BEGIN
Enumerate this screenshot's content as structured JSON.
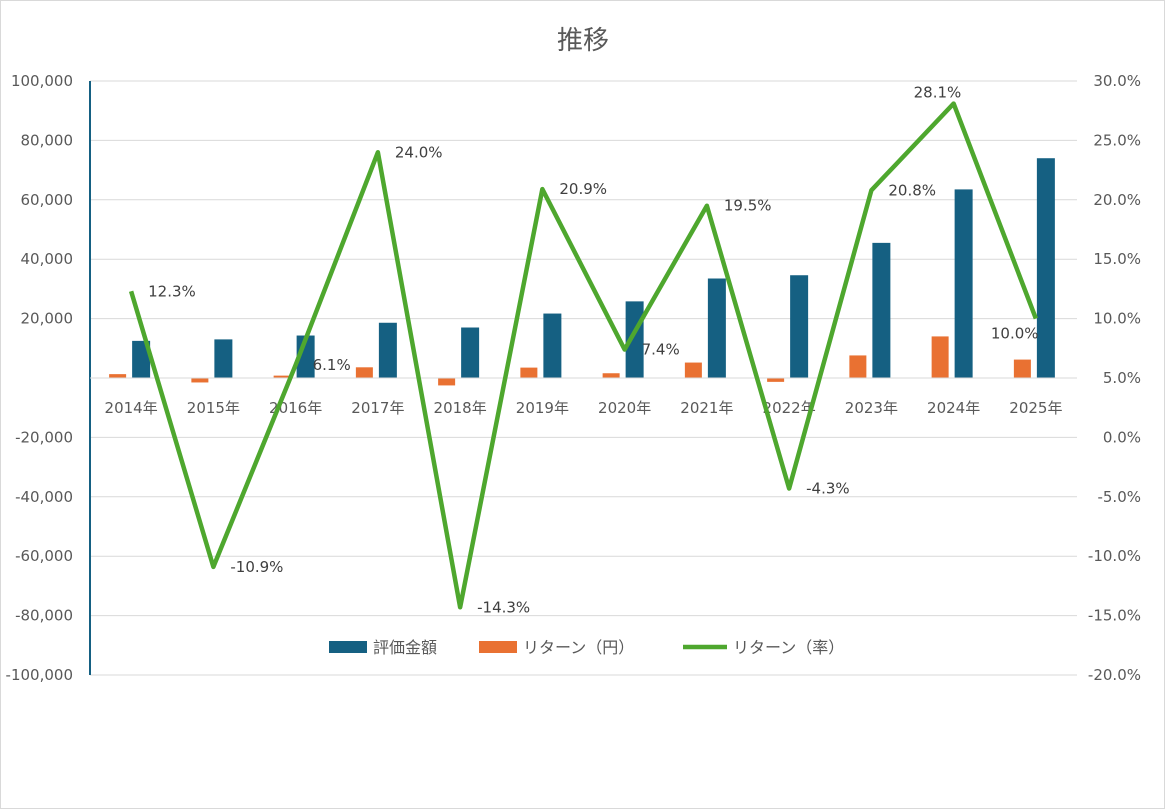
{
  "chart_data": {
    "type": "bar+line",
    "title": "推移",
    "categories": [
      "2014年",
      "2015年",
      "2016年",
      "2017年",
      "2018年",
      "2019年",
      "2020年",
      "2021年",
      "2022年",
      "2023年",
      "2024年",
      "2025年"
    ],
    "series": [
      {
        "name": "評価金額",
        "type": "bar",
        "axis": "left",
        "color": "#156082",
        "values": [
          12500,
          13000,
          14300,
          18600,
          17000,
          21700,
          25800,
          33500,
          34600,
          45500,
          63500,
          74000
        ]
      },
      {
        "name": "リターン（円）",
        "type": "bar",
        "axis": "left",
        "color": "#E97132",
        "values": [
          1300,
          -1500,
          800,
          3600,
          -2500,
          3500,
          1600,
          5200,
          -1300,
          7600,
          14000,
          6200
        ]
      },
      {
        "name": "リターン（率）",
        "type": "line",
        "axis": "right",
        "color": "#4EA72E",
        "values": [
          12.3,
          -10.9,
          6.1,
          24.0,
          -14.3,
          20.9,
          7.4,
          19.5,
          -4.3,
          20.8,
          28.1,
          10.0
        ],
        "labels": [
          "12.3%",
          "-10.9%",
          "6.1%",
          "24.0%",
          "-14.3%",
          "20.9%",
          "7.4%",
          "19.5%",
          "-4.3%",
          "20.8%",
          "28.1%",
          "10.0%"
        ]
      }
    ],
    "y_left": {
      "min": -100000,
      "max": 100000,
      "step": 20000,
      "ticks": [
        "100,000",
        "80,000",
        "60,000",
        "40,000",
        "20,000",
        "",
        "-20,000",
        "-40,000",
        "-60,000",
        "-80,000",
        "-100,000"
      ]
    },
    "y_right": {
      "min": -20,
      "max": 30,
      "step": 5,
      "ticks": [
        "30.0%",
        "25.0%",
        "20.0%",
        "15.0%",
        "10.0%",
        "5.0%",
        "0.0%",
        "-5.0%",
        "-10.0%",
        "-15.0%",
        "-20.0%"
      ]
    },
    "grid": true,
    "legend": "bottom-inside"
  }
}
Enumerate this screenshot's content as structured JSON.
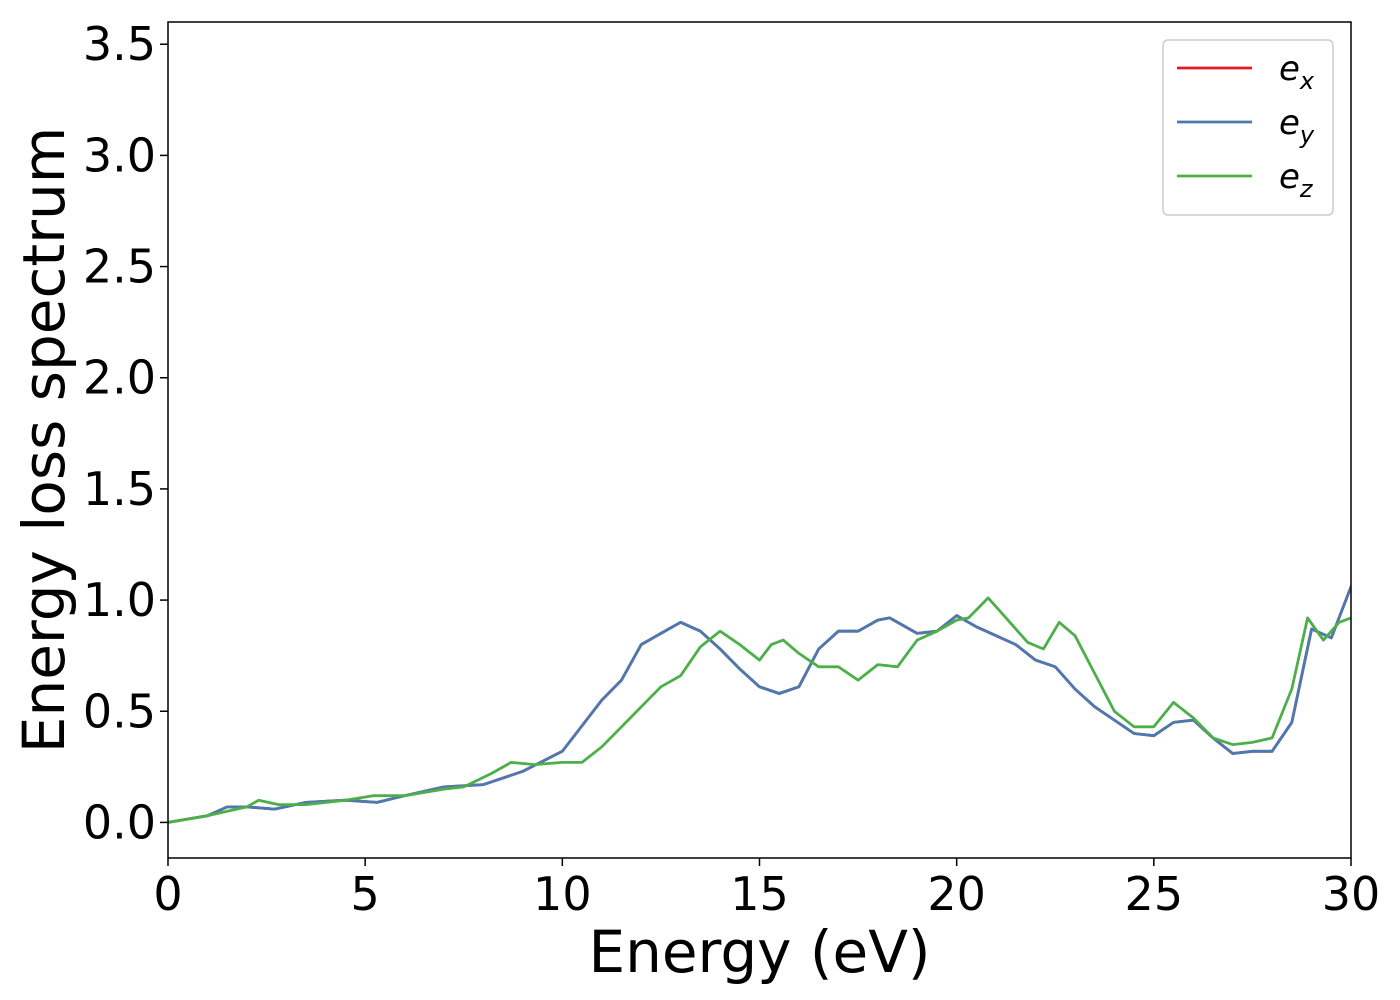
{
  "chart_data": {
    "type": "line",
    "xlabel": "Energy (eV)",
    "ylabel": "Energy loss spectrum",
    "xlim": [
      0,
      30
    ],
    "ylim": [
      -0.16,
      3.6
    ],
    "xticks": [
      0,
      5,
      10,
      15,
      20,
      25,
      30
    ],
    "xtick_labels": [
      "0",
      "5",
      "10",
      "15",
      "20",
      "25",
      "30"
    ],
    "yticks": [
      0.0,
      0.5,
      1.0,
      1.5,
      2.0,
      2.5,
      3.0,
      3.5
    ],
    "ytick_labels": [
      "0.0",
      "0.5",
      "1.0",
      "1.5",
      "2.0",
      "2.5",
      "3.0",
      "3.5"
    ],
    "grid": false,
    "legend_position": "top-right",
    "series": [
      {
        "name": "e_x",
        "label_base": "e",
        "label_sub": "x",
        "color": "#e41a1c",
        "x": [
          0,
          1,
          1.5,
          2,
          2.7,
          3.5,
          4.5,
          5.3,
          6,
          7,
          8,
          9,
          10,
          11,
          11.5,
          12,
          12.5,
          13,
          13.5,
          14,
          14.5,
          15,
          15.5,
          16,
          16.5,
          17,
          17.5,
          18,
          18.3,
          19,
          19.5,
          20,
          20.5,
          21,
          21.5,
          22,
          22.5,
          23,
          23.5,
          24,
          24.5,
          25,
          25.5,
          26,
          26.5,
          27,
          27.5,
          28,
          28.5,
          29,
          29.5,
          30
        ],
        "y": [
          0.0,
          0.03,
          0.07,
          0.07,
          0.06,
          0.09,
          0.1,
          0.09,
          0.12,
          0.16,
          0.17,
          0.23,
          0.32,
          0.55,
          0.64,
          0.8,
          0.85,
          0.9,
          0.86,
          0.78,
          0.69,
          0.61,
          0.58,
          0.61,
          0.78,
          0.86,
          0.86,
          0.91,
          0.92,
          0.85,
          0.86,
          0.93,
          0.88,
          0.84,
          0.8,
          0.73,
          0.7,
          0.6,
          0.52,
          0.46,
          0.4,
          0.39,
          0.45,
          0.46,
          0.38,
          0.31,
          0.32,
          0.32,
          0.45,
          0.87,
          0.83,
          1.06
        ]
      },
      {
        "name": "e_y",
        "label_base": "e",
        "label_sub": "y",
        "color": "#4a7ab0",
        "x": [
          0,
          1,
          1.5,
          2,
          2.7,
          3.5,
          4.5,
          5.3,
          6,
          7,
          8,
          9,
          10,
          11,
          11.5,
          12,
          12.5,
          13,
          13.5,
          14,
          14.5,
          15,
          15.5,
          16,
          16.5,
          17,
          17.5,
          18,
          18.3,
          19,
          19.5,
          20,
          20.5,
          21,
          21.5,
          22,
          22.5,
          23,
          23.5,
          24,
          24.5,
          25,
          25.5,
          26,
          26.5,
          27,
          27.5,
          28,
          28.5,
          29,
          29.5,
          30
        ],
        "y": [
          0.0,
          0.03,
          0.07,
          0.07,
          0.06,
          0.09,
          0.1,
          0.09,
          0.12,
          0.16,
          0.17,
          0.23,
          0.32,
          0.55,
          0.64,
          0.8,
          0.85,
          0.9,
          0.86,
          0.78,
          0.69,
          0.61,
          0.58,
          0.61,
          0.78,
          0.86,
          0.86,
          0.91,
          0.92,
          0.85,
          0.86,
          0.93,
          0.88,
          0.84,
          0.8,
          0.73,
          0.7,
          0.6,
          0.52,
          0.46,
          0.4,
          0.39,
          0.45,
          0.46,
          0.38,
          0.31,
          0.32,
          0.32,
          0.45,
          0.87,
          0.83,
          1.06
        ]
      },
      {
        "name": "e_z",
        "label_base": "e",
        "label_sub": "z",
        "color": "#4daf4a",
        "x": [
          0,
          1,
          1.5,
          2,
          2.3,
          2.8,
          3.5,
          4.5,
          5.2,
          6,
          7,
          7.5,
          8.2,
          8.7,
          9.3,
          10,
          10.5,
          11,
          11.5,
          12,
          12.5,
          13,
          13.5,
          14,
          14.5,
          15,
          15.3,
          15.6,
          16,
          16.5,
          17,
          17.5,
          18,
          18.5,
          19,
          19.5,
          20,
          20.3,
          20.8,
          21.3,
          21.8,
          22.2,
          22.6,
          23,
          23.5,
          24,
          24.5,
          25,
          25.5,
          26,
          26.5,
          27,
          27.5,
          28,
          28.5,
          28.9,
          29.3,
          29.7,
          30
        ],
        "y": [
          0.0,
          0.03,
          0.05,
          0.07,
          0.1,
          0.08,
          0.08,
          0.1,
          0.12,
          0.12,
          0.15,
          0.16,
          0.22,
          0.27,
          0.26,
          0.27,
          0.27,
          0.34,
          0.43,
          0.52,
          0.61,
          0.66,
          0.79,
          0.86,
          0.8,
          0.73,
          0.8,
          0.82,
          0.76,
          0.7,
          0.7,
          0.64,
          0.71,
          0.7,
          0.82,
          0.86,
          0.91,
          0.92,
          1.01,
          0.91,
          0.81,
          0.78,
          0.9,
          0.84,
          0.67,
          0.5,
          0.43,
          0.43,
          0.54,
          0.47,
          0.38,
          0.35,
          0.36,
          0.38,
          0.6,
          0.92,
          0.82,
          0.9,
          0.92
        ]
      }
    ]
  }
}
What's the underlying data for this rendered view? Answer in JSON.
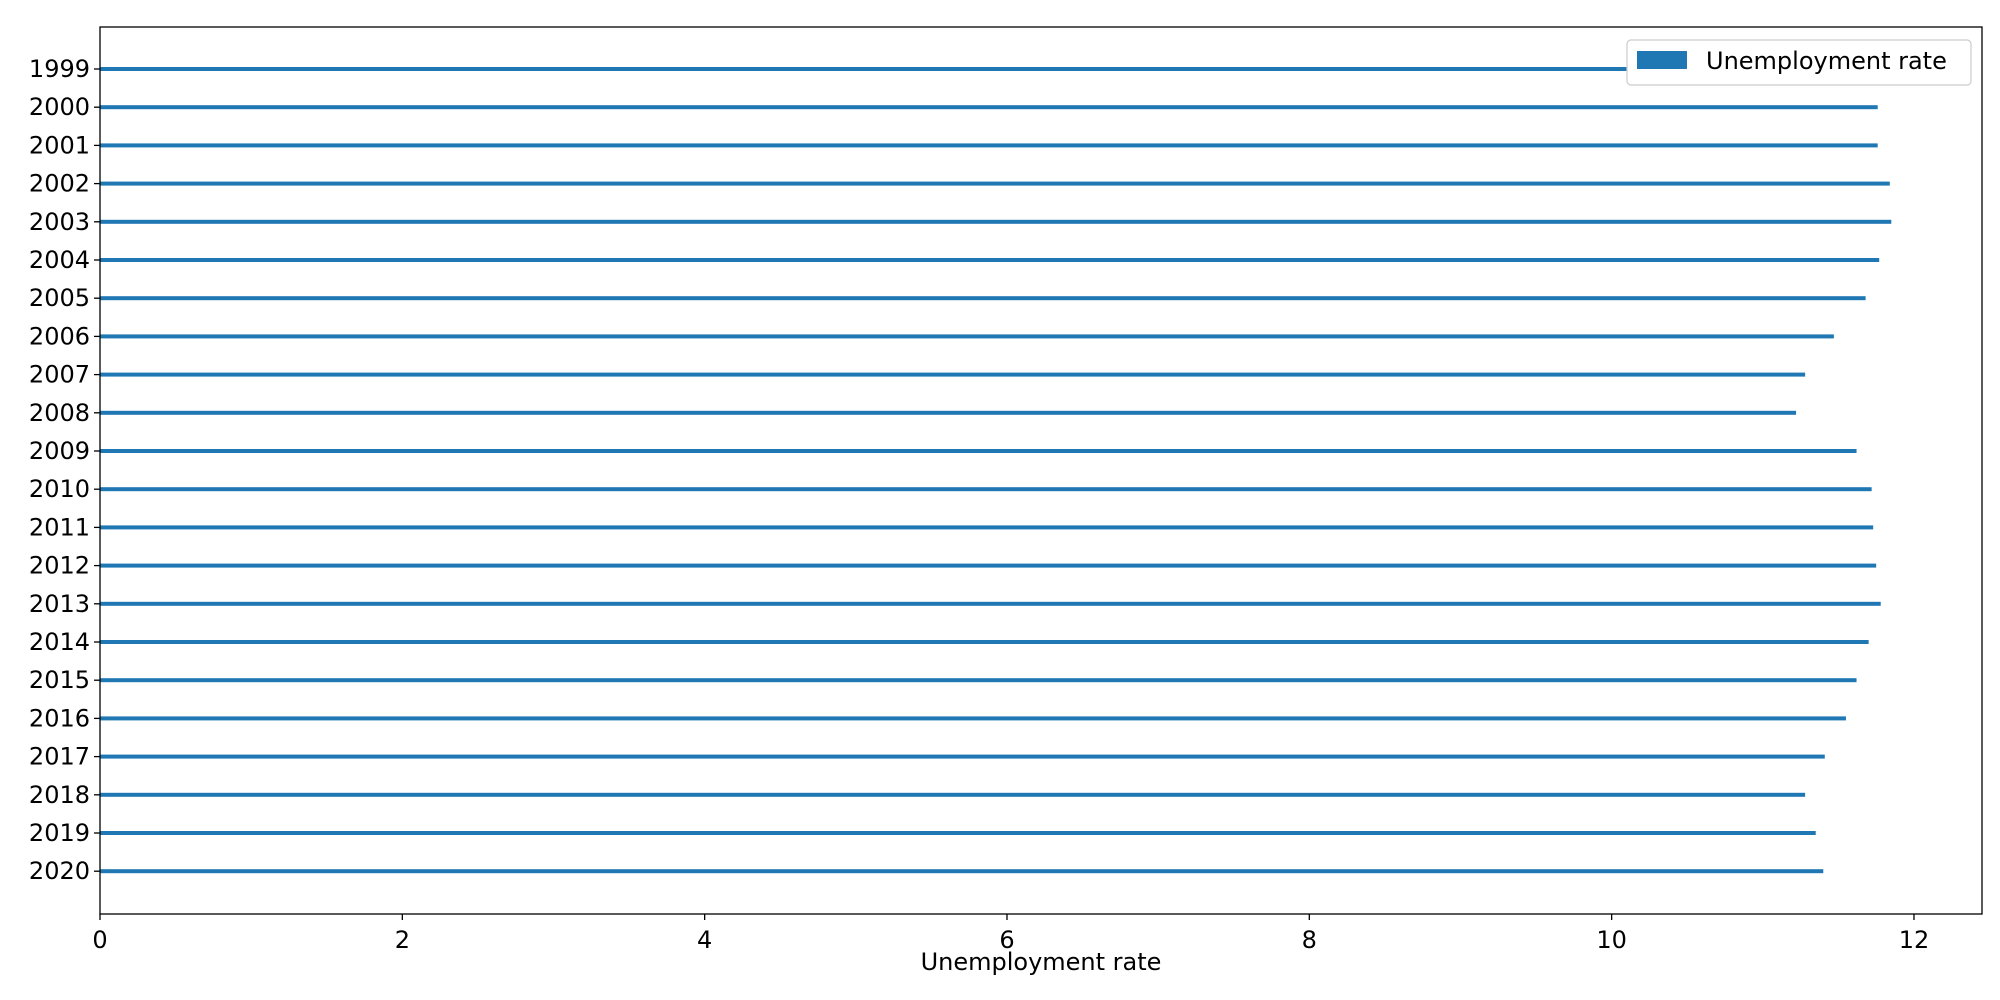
END
Leave out the pictures and transcribe the entries above exactly.

Enumerate this screenshot's content as structured JSON.
{
  "chart_data": {
    "type": "bar+line",
    "title": "推移",
    "categories": [
      "2014年",
      "2015年",
      "2016年",
      "2017年",
      "2018年",
      "2019年",
      "2020年",
      "2021年",
      "2022年",
      "2023年",
      "2024年",
      "2025年"
    ],
    "series": [
      {
        "name": "評価金額",
        "type": "bar",
        "axis": "left",
        "color": "#156082",
        "values": [
          12500,
          13000,
          14300,
          18600,
          17000,
          21700,
          25800,
          33500,
          34600,
          45500,
          63500,
          74000
        ]
      },
      {
        "name": "リターン（円）",
        "type": "bar",
        "axis": "left",
        "color": "#E97132",
        "values": [
          1300,
          -1500,
          800,
          3600,
          -2500,
          3500,
          1600,
          5200,
          -1300,
          7600,
          14000,
          6200
        ]
      },
      {
        "name": "リターン（率）",
        "type": "line",
        "axis": "right",
        "color": "#4EA72E",
        "values": [
          12.3,
          -10.9,
          6.1,
          24.0,
          -14.3,
          20.9,
          7.4,
          19.5,
          -4.3,
          20.8,
          28.1,
          10.0
        ],
        "labels": [
          "12.3%",
          "-10.9%",
          "6.1%",
          "24.0%",
          "-14.3%",
          "20.9%",
          "7.4%",
          "19.5%",
          "-4.3%",
          "20.8%",
          "28.1%",
          "10.0%"
        ]
      }
    ],
    "y_left": {
      "min": -100000,
      "max": 100000,
      "step": 20000,
      "ticks": [
        "100,000",
        "80,000",
        "60,000",
        "40,000",
        "20,000",
        "",
        "-20,000",
        "-40,000",
        "-60,000",
        "-80,000",
        "-100,000"
      ]
    },
    "y_right": {
      "min": -20,
      "max": 30,
      "step": 5,
      "ticks": [
        "30.0%",
        "25.0%",
        "20.0%",
        "15.0%",
        "10.0%",
        "5.0%",
        "0.0%",
        "-5.0%",
        "-10.0%",
        "-15.0%",
        "-20.0%"
      ]
    },
    "grid": true,
    "legend": "bottom-inside"
  }
}
Enumerate this screenshot's content as structured JSON.
{
  "chart_data": {
    "type": "line",
    "xlabel": "Energy (eV)",
    "ylabel": "Energy loss spectrum",
    "xlim": [
      0,
      30
    ],
    "ylim": [
      -0.16,
      3.6
    ],
    "xticks": [
      0,
      5,
      10,
      15,
      20,
      25,
      30
    ],
    "xtick_labels": [
      "0",
      "5",
      "10",
      "15",
      "20",
      "25",
      "30"
    ],
    "yticks": [
      0.0,
      0.5,
      1.0,
      1.5,
      2.0,
      2.5,
      3.0,
      3.5
    ],
    "ytick_labels": [
      "0.0",
      "0.5",
      "1.0",
      "1.5",
      "2.0",
      "2.5",
      "3.0",
      "3.5"
    ],
    "grid": false,
    "legend_position": "top-right",
    "series": [
      {
        "name": "e_x",
        "label_base": "e",
        "label_sub": "x",
        "color": "#e41a1c",
        "x": [
          0,
          1,
          1.5,
          2,
          2.7,
          3.5,
          4.5,
          5.3,
          6,
          7,
          8,
          9,
          10,
          11,
          11.5,
          12,
          12.5,
          13,
          13.5,
          14,
          14.5,
          15,
          15.5,
          16,
          16.5,
          17,
          17.5,
          18,
          18.3,
          19,
          19.5,
          20,
          20.5,
          21,
          21.5,
          22,
          22.5,
          23,
          23.5,
          24,
          24.5,
          25,
          25.5,
          26,
          26.5,
          27,
          27.5,
          28,
          28.5,
          29,
          29.5,
          30
        ],
        "y": [
          0.0,
          0.03,
          0.07,
          0.07,
          0.06,
          0.09,
          0.1,
          0.09,
          0.12,
          0.16,
          0.17,
          0.23,
          0.32,
          0.55,
          0.64,
          0.8,
          0.85,
          0.9,
          0.86,
          0.78,
          0.69,
          0.61,
          0.58,
          0.61,
          0.78,
          0.86,
          0.86,
          0.91,
          0.92,
          0.85,
          0.86,
          0.93,
          0.88,
          0.84,
          0.8,
          0.73,
          0.7,
          0.6,
          0.52,
          0.46,
          0.4,
          0.39,
          0.45,
          0.46,
          0.38,
          0.31,
          0.32,
          0.32,
          0.45,
          0.87,
          0.83,
          1.06
        ]
      },
      {
        "name": "e_y",
        "label_base": "e",
        "label_sub": "y",
        "color": "#4a7ab0",
        "x": [
          0,
          1,
          1.5,
          2,
          2.7,
          3.5,
          4.5,
          5.3,
          6,
          7,
          8,
          9,
          10,
          11,
          11.5,
          12,
          12.5,
          13,
          13.5,
          14,
          14.5,
          15,
          15.5,
          16,
          16.5,
          17,
          17.5,
          18,
          18.3,
          19,
          19.5,
          20,
          20.5,
          21,
          21.5,
          22,
          22.5,
          23,
          23.5,
          24,
          24.5,
          25,
          25.5,
          26,
          26.5,
          27,
          27.5,
          28,
          28.5,
          29,
          29.5,
          30
        ],
        "y": [
          0.0,
          0.03,
          0.07,
          0.07,
          0.06,
          0.09,
          0.1,
          0.09,
          0.12,
          0.16,
          0.17,
          0.23,
          0.32,
          0.55,
          0.64,
          0.8,
          0.85,
          0.9,
          0.86,
          0.78,
          0.69,
          0.61,
          0.58,
          0.61,
          0.78,
          0.86,
          0.86,
          0.91,
          0.92,
          0.85,
          0.86,
          0.93,
          0.88,
          0.84,
          0.8,
          0.73,
          0.7,
          0.6,
          0.52,
          0.46,
          0.4,
          0.39,
          0.45,
          0.46,
          0.38,
          0.31,
          0.32,
          0.32,
          0.45,
          0.87,
          0.83,
          1.06
        ]
      },
      {
        "name": "e_z",
        "label_base": "e",
        "label_sub": "z",
        "color": "#4daf4a",
        "x": [
          0,
          1,
          1.5,
          2,
          2.3,
          2.8,
          3.5,
          4.5,
          5.2,
          6,
          7,
          7.5,
          8.2,
          8.7,
          9.3,
          10,
          10.5,
          11,
          11.5,
          12,
          12.5,
          13,
          13.5,
          14,
          14.5,
          15,
          15.3,
          15.6,
          16,
          16.5,
          17,
          17.5,
          18,
          18.5,
          19,
          19.5,
          20,
          20.3,
          20.8,
          21.3,
          21.8,
          22.2,
          22.6,
          23,
          23.5,
          24,
          24.5,
          25,
          25.5,
          26,
          26.5,
          27,
          27.5,
          28,
          28.5,
          28.9,
          29.3,
          29.7,
          30
        ],
        "y": [
          0.0,
          0.03,
          0.05,
          0.07,
          0.1,
          0.08,
          0.08,
          0.1,
          0.12,
          0.12,
          0.15,
          0.16,
          0.22,
          0.27,
          0.26,
          0.27,
          0.27,
          0.34,
          0.43,
          0.52,
          0.61,
          0.66,
          0.79,
          0.86,
          0.8,
          0.73,
          0.8,
          0.82,
          0.76,
          0.7,
          0.7,
          0.64,
          0.71,
          0.7,
          0.82,
          0.86,
          0.91,
          0.92,
          1.01,
          0.91,
          0.81,
          0.78,
          0.9,
          0.84,
          0.67,
          0.5,
          0.43,
          0.43,
          0.54,
          0.47,
          0.38,
          0.35,
          0.36,
          0.38,
          0.6,
          0.92,
          0.82,
          0.9,
          0.92
        ]
      }
    ]
  }
}
What's the underlying data for this rendered view? Answer in JSON.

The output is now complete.